## What is expected
Read through the records below and copy each line that uses the word "生物资源".

==*==

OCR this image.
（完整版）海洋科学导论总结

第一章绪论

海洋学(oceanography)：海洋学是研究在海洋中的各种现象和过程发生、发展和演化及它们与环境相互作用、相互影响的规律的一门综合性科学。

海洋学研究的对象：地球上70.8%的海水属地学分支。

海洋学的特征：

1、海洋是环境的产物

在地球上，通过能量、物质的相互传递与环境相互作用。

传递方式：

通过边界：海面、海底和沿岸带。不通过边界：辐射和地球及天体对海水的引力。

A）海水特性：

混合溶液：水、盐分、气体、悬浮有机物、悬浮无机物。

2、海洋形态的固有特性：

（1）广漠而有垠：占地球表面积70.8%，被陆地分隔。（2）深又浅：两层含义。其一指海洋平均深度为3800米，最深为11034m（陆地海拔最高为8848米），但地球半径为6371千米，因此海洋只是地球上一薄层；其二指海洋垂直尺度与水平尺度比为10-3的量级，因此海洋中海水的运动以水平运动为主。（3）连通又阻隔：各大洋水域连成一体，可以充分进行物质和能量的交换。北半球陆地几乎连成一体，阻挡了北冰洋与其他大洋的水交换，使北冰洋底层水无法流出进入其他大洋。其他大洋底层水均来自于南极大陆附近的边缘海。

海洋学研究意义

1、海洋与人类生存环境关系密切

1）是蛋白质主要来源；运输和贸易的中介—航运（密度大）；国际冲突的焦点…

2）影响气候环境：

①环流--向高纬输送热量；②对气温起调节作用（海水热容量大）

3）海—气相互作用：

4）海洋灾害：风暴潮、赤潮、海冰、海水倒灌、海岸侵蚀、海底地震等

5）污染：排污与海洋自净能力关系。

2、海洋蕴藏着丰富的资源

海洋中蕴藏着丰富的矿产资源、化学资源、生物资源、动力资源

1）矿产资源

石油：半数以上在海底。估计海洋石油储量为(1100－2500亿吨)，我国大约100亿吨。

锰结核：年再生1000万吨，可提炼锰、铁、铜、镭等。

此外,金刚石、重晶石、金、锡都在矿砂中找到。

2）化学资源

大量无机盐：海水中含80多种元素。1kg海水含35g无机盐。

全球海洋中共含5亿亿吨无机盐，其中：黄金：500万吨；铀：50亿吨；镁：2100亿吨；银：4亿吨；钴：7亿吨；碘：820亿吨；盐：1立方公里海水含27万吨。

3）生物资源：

==*==

## Response to this exercise
海洋中蕴藏着丰富的矿产资源、化学资源、生物资源、动力资源
3）生物资源：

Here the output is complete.